Extracted information:
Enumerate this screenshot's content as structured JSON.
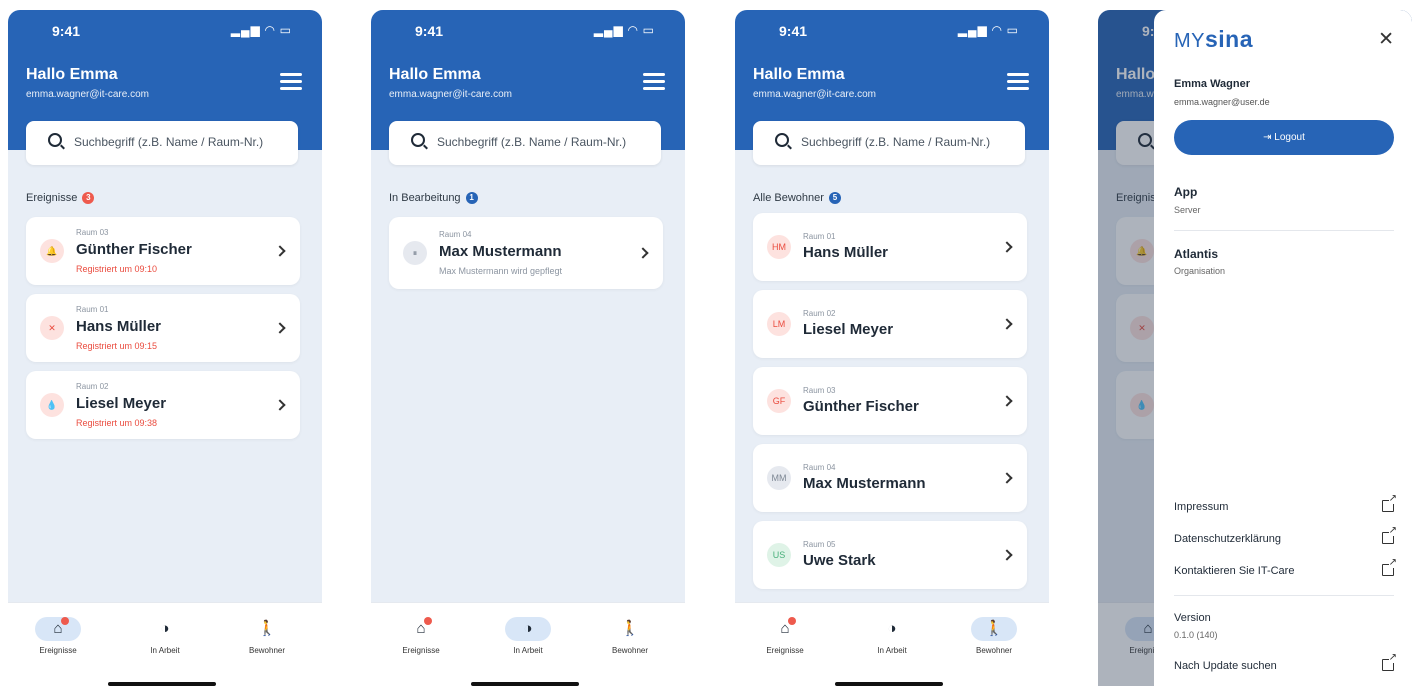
{
  "status": {
    "time": "9:41",
    "system_icons": "signal-wifi-battery"
  },
  "header": {
    "greeting": "Hallo Emma",
    "email": "emma.wagner@it-care.com",
    "menu_icon": "hamburger-menu-icon"
  },
  "search": {
    "placeholder": "Suchbegriff (z.B. Name / Raum-Nr.)"
  },
  "colors": {
    "primary": "#2764b6",
    "alert": "#ea4c3f",
    "background": "#e8eef6"
  },
  "screens": [
    {
      "section_title": "Ereignisse",
      "section_count": "3",
      "cards": [
        {
          "room": "Raum 03",
          "name": "Günther Fischer",
          "sub": "Registriert um 09:10",
          "icon": "alarm-bell-icon"
        },
        {
          "room": "Raum 01",
          "name": "Hans Müller",
          "sub": "Registriert um 09:15",
          "icon": "fall-person-icon"
        },
        {
          "room": "Raum 02",
          "name": "Liesel Meyer",
          "sub": "Registriert um 09:38",
          "icon": "water-drop-icon"
        }
      ]
    },
    {
      "section_title": "In Bearbeitung",
      "section_count": "1",
      "cards": [
        {
          "room": "Raum 04",
          "name": "Max Mustermann",
          "sub": "Max Mustermann wird gepflegt",
          "icon": "pause-icon"
        }
      ]
    },
    {
      "section_title": "Alle Bewohner",
      "section_count": "5",
      "cards": [
        {
          "room": "Raum 01",
          "name": "Hans Müller",
          "initials": "HM"
        },
        {
          "room": "Raum 02",
          "name": "Liesel Meyer",
          "initials": "LM"
        },
        {
          "room": "Raum 03",
          "name": "Günther Fischer",
          "initials": "GF"
        },
        {
          "room": "Raum 04",
          "name": "Max Mustermann",
          "initials": "MM"
        },
        {
          "room": "Raum 05",
          "name": "Uwe Stark",
          "initials": "US"
        }
      ]
    }
  ],
  "tabs": [
    {
      "label": "Ereignisse",
      "icon": "house-alert-icon"
    },
    {
      "label": "In Arbeit",
      "icon": "half-circle-icon"
    },
    {
      "label": "Bewohner",
      "icon": "walking-person-icon"
    }
  ],
  "drawer": {
    "logo_prefix": "MY",
    "logo_bold": "sina",
    "user_name": "Emma Wagner",
    "user_email": "emma.wagner@user.de",
    "logout_label": "Logout",
    "app_title": "App",
    "app_sub": "Server",
    "org_title": "Atlantis",
    "org_sub": "Organisation",
    "links": [
      "Impressum",
      "Datenschutzerklärung",
      "Kontaktieren Sie IT-Care"
    ],
    "version_title": "Version",
    "version_value": "0.1.0 (140)",
    "update_label": "Nach Update suchen"
  }
}
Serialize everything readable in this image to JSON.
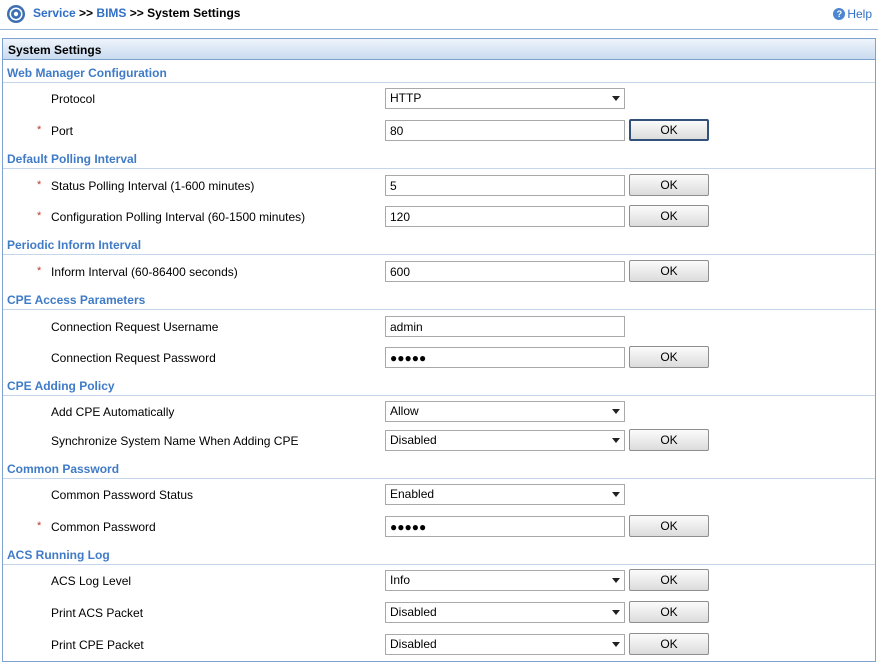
{
  "breadcrumb": {
    "service": "Service",
    "sep1": ">>",
    "bims": "BIMS",
    "sep2": ">>",
    "current": "System Settings"
  },
  "help_label": "Help",
  "panel_title": "System Settings",
  "required_mark": "*",
  "ok_label": "OK",
  "sections": {
    "web_manager": {
      "title": "Web Manager Configuration",
      "protocol": {
        "label": "Protocol",
        "value": "HTTP"
      },
      "port": {
        "label": "Port",
        "value": "80"
      }
    },
    "polling": {
      "title": "Default Polling Interval",
      "status": {
        "label": "Status Polling Interval (1-600 minutes)",
        "value": "5"
      },
      "config": {
        "label": "Configuration Polling Interval (60-1500 minutes)",
        "value": "120"
      }
    },
    "inform": {
      "title": "Periodic Inform Interval",
      "interval": {
        "label": "Inform Interval (60-86400 seconds)",
        "value": "600"
      }
    },
    "cpe_access": {
      "title": "CPE Access Parameters",
      "username": {
        "label": "Connection Request Username",
        "value": "admin"
      },
      "password": {
        "label": "Connection Request Password",
        "value": "●●●●●"
      }
    },
    "cpe_adding": {
      "title": "CPE Adding Policy",
      "auto": {
        "label": "Add CPE Automatically",
        "value": "Allow"
      },
      "sync": {
        "label": "Synchronize System Name When Adding CPE",
        "value": "Disabled"
      }
    },
    "common_password": {
      "title": "Common Password",
      "status": {
        "label": "Common Password Status",
        "value": "Enabled"
      },
      "password": {
        "label": "Common Password",
        "value": "●●●●●"
      }
    },
    "acs_log": {
      "title": "ACS Running Log",
      "level": {
        "label": "ACS Log Level",
        "value": "Info"
      },
      "acs_packet": {
        "label": "Print ACS Packet",
        "value": "Disabled"
      },
      "cpe_packet": {
        "label": "Print CPE Packet",
        "value": "Disabled"
      }
    }
  }
}
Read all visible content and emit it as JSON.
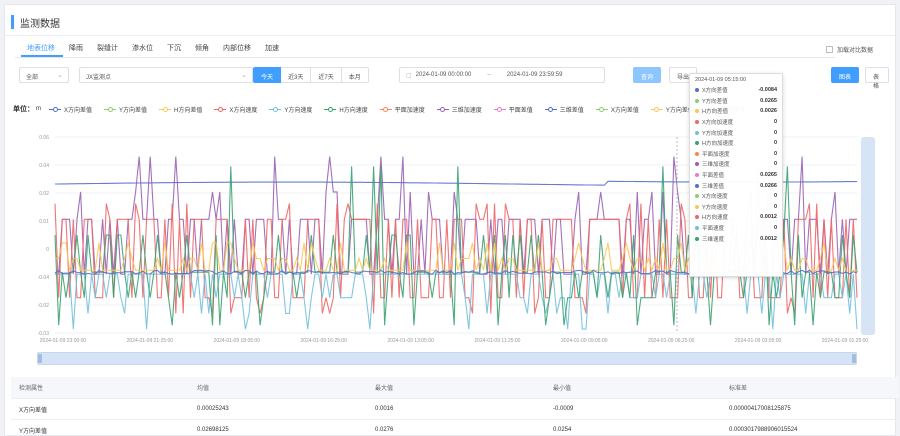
{
  "page_title": "监测数据",
  "tabs": [
    "地表位移",
    "降雨",
    "裂缝计",
    "渗水位",
    "下沉",
    "倾角",
    "内部位移",
    "加速"
  ],
  "compare_label": "加载对比数据",
  "toolbar": {
    "type_select": "全部",
    "device_select": "JX监测点",
    "range_buttons": [
      "今天",
      "近3天",
      "近7天",
      "本月"
    ],
    "date_start": "2024-01-09 00:00:00",
    "date_end": "2024-01-09 23:59:59",
    "query_label": "查询",
    "export_label": "导出",
    "chart_label": "图表",
    "table_label": "表格"
  },
  "legend": {
    "unit_label": "单位：",
    "unit_value": "m",
    "items": [
      {
        "name": "X方向差值",
        "color": "#5470c6"
      },
      {
        "name": "Y方向差值",
        "color": "#91cc75"
      },
      {
        "name": "H方向差值",
        "color": "#fac858"
      },
      {
        "name": "X方向速度",
        "color": "#ee6666"
      },
      {
        "name": "Y方向速度",
        "color": "#73c0de"
      },
      {
        "name": "H方向速度",
        "color": "#3ba272"
      },
      {
        "name": "平面加速度",
        "color": "#fc8452"
      },
      {
        "name": "三维加速度",
        "color": "#9a60b4"
      },
      {
        "name": "平面差值",
        "color": "#ea7ccc"
      },
      {
        "name": "三维差值",
        "color": "#5470c6"
      },
      {
        "name": "X方向差值",
        "color": "#91cc75"
      },
      {
        "name": "Y方向差值",
        "color": "#fac858"
      },
      {
        "name": "三维差值",
        "color": "#3ba272"
      }
    ]
  },
  "chart_data": {
    "type": "line",
    "ylabel": "",
    "y_ticks": [
      "0.06",
      "0.04",
      "0.02",
      "0.01",
      "0",
      "-0.04",
      "-0.02",
      "-0.03"
    ],
    "x_ticks": [
      "2024-01-09 23:00:00",
      "2024-01-09 21:25:00",
      "2024-01-09 18:05:00",
      "2024-01-09 16:25:00",
      "2024-01-09 13:05:00",
      "2024-01-09 11:25:00",
      "2024-01-09 09:05:00",
      "2024-01-09 06:25:00",
      "2024-01-09 03:05:00",
      "2024-01-09 01:25:00"
    ],
    "ylim": [
      -0.03,
      0.07
    ],
    "grid": true,
    "series": [
      {
        "name": "三维加速度",
        "color": "#9a60b4",
        "pattern": "pulse_high"
      },
      {
        "name": "三维差值",
        "color": "#5470c6",
        "pattern": "flat_high"
      },
      {
        "name": "X方向速度",
        "color": "#ee6666",
        "pattern": "pulse_mid"
      },
      {
        "name": "Y方向速度",
        "color": "#73c0de",
        "pattern": "spike_low"
      },
      {
        "name": "H方向速度",
        "color": "#3ba272",
        "pattern": "spike_mixed"
      },
      {
        "name": "H方向差值",
        "color": "#fac858",
        "pattern": "pulse_small"
      },
      {
        "name": "X方向差值",
        "color": "#5470c6",
        "pattern": "flat_zero"
      }
    ]
  },
  "tooltip": {
    "title": "2024-01-09 05:15:00",
    "rows": [
      {
        "name": "X方向差值",
        "value": "-0.0084",
        "color": "#5470c6"
      },
      {
        "name": "Y方向差值",
        "value": "0.0265",
        "color": "#91cc75"
      },
      {
        "name": "H方向差值",
        "value": "0.0026",
        "color": "#fac858"
      },
      {
        "name": "X方向加速度",
        "value": "0",
        "color": "#ee6666"
      },
      {
        "name": "Y方向加速度",
        "value": "0",
        "color": "#73c0de"
      },
      {
        "name": "H方向加速度",
        "value": "0",
        "color": "#3ba272"
      },
      {
        "name": "平面加速度",
        "value": "0",
        "color": "#fc8452"
      },
      {
        "name": "三维加速度",
        "value": "0",
        "color": "#9a60b4"
      },
      {
        "name": "平面差值",
        "value": "0.0265",
        "color": "#ea7ccc"
      },
      {
        "name": "三维差值",
        "value": "0.0266",
        "color": "#5470c6"
      },
      {
        "name": "X方向速度",
        "value": "0",
        "color": "#91cc75"
      },
      {
        "name": "Y方向速度",
        "value": "0",
        "color": "#fac858"
      },
      {
        "name": "H方向速度",
        "value": "0.0012",
        "color": "#ee6666"
      },
      {
        "name": "平面速度",
        "value": "0",
        "color": "#73c0de"
      },
      {
        "name": "三维速度",
        "value": "0.0012",
        "color": "#3ba272"
      }
    ]
  },
  "table": {
    "headers": [
      "检测属性",
      "均值",
      "最大值",
      "最小值",
      "标准差"
    ],
    "rows": [
      [
        "X方向差值",
        "0.00025243",
        "0.0016",
        "-0.0009",
        "0.00000417008125875"
      ],
      [
        "Y方向差值",
        "0.02698125",
        "0.0276",
        "0.0254",
        "0.0003017988906015524"
      ]
    ]
  }
}
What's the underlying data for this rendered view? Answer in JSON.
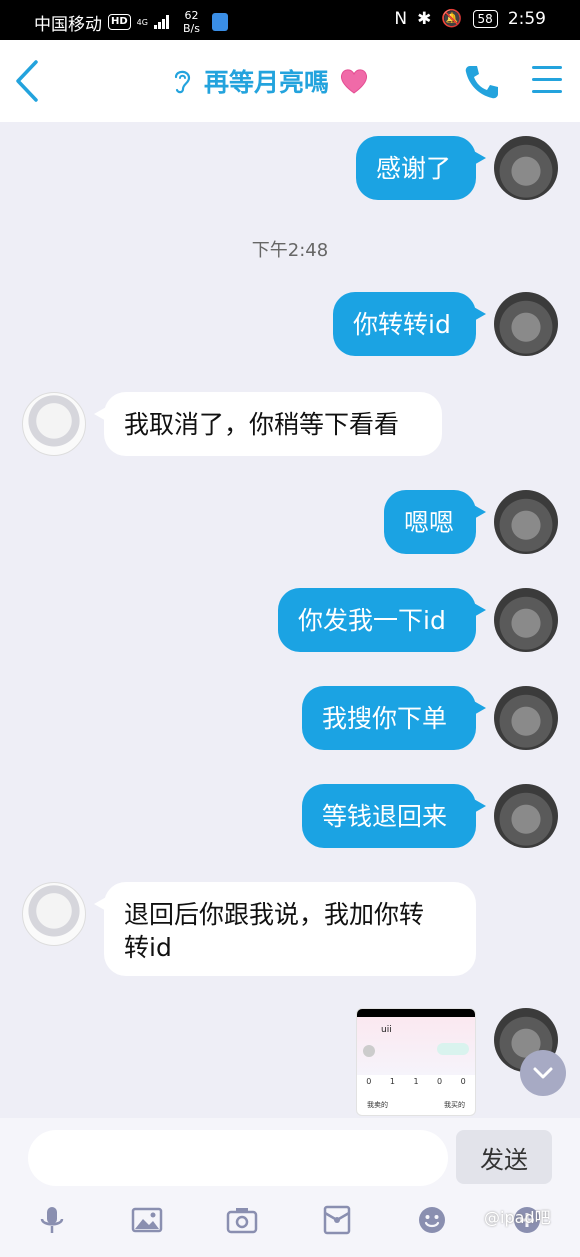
{
  "status_bar": {
    "carrier": "中国移动",
    "hd": "HD",
    "network": "4G",
    "speed_value": "62",
    "speed_unit": "B/s",
    "battery": "58",
    "time": "2:59"
  },
  "header": {
    "title": "再等月亮嗎"
  },
  "messages": [
    {
      "side": "me",
      "text": "感谢了"
    },
    {
      "side": "me",
      "text": "你转转id"
    },
    {
      "side": "other",
      "text": "我取消了，你稍等下看看"
    },
    {
      "side": "me",
      "text": "嗯嗯"
    },
    {
      "side": "me",
      "text": "你发我一下id"
    },
    {
      "side": "me",
      "text": "我搜你下单"
    },
    {
      "side": "me",
      "text": "等钱退回来"
    },
    {
      "side": "other",
      "text_line1": "退回后你跟我说，我加你转",
      "text_line2": "转id"
    }
  ],
  "timestamp": "下午2:48",
  "thumbnail": {
    "username": "uii",
    "stats": [
      "0",
      "1",
      "1",
      "0",
      "0"
    ],
    "link_left": "我卖的",
    "link_right": "我买的"
  },
  "composer": {
    "placeholder": "",
    "send_label": "发送"
  },
  "watermark": "@ipad吧",
  "colors": {
    "accent": "#1ba3e3",
    "title": "#23a3dd",
    "background": "#eeeef6"
  }
}
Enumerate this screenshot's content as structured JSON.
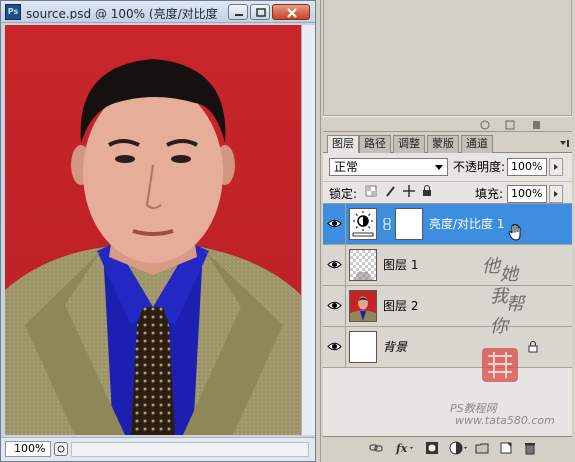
{
  "window": {
    "title": "source.psd @ 100% (亮度/对比度 ...",
    "app_icon_label": "Ps",
    "zoom": "100%"
  },
  "layers_panel": {
    "tabs": [
      {
        "label": "图层",
        "active": true
      },
      {
        "label": "路径",
        "active": false
      },
      {
        "label": "调整",
        "active": false
      },
      {
        "label": "蒙版",
        "active": false
      },
      {
        "label": "通道",
        "active": false
      }
    ],
    "blend_mode": "正常",
    "opacity_label": "不透明度:",
    "opacity_value": "100%",
    "lock_label": "锁定:",
    "fill_label": "填充:",
    "fill_value": "100%",
    "layers": [
      {
        "name": "亮度/对比度 1",
        "selected": true,
        "kind": "adjustment",
        "visible": true
      },
      {
        "name": "图层 1",
        "selected": false,
        "kind": "transparent",
        "visible": true
      },
      {
        "name": "图层 2",
        "selected": false,
        "kind": "photo",
        "visible": true
      },
      {
        "name": "背景",
        "selected": false,
        "kind": "background",
        "visible": true,
        "locked": true
      }
    ]
  },
  "watermark": {
    "chars": [
      "他",
      "她",
      "我",
      "帮",
      "你"
    ],
    "site_line1": "PS教程网",
    "site_line2": "www.tata580.com"
  },
  "colors": {
    "selection": "#3d8ee0",
    "photo_background": "#c42428"
  },
  "icons": [
    "photoshop-app-icon",
    "minimize-icon",
    "maximize-icon",
    "close-icon",
    "eye-icon",
    "chain-link-icon",
    "lock-icon",
    "link-layers-icon",
    "fx-icon",
    "mask-icon",
    "adjustment-icon",
    "folder-icon",
    "new-layer-icon",
    "trash-icon"
  ]
}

What is being asked: The answer is the number of lines in the preceding material that hold "Ereignisse"; write that number and nothing else.

Task result: 2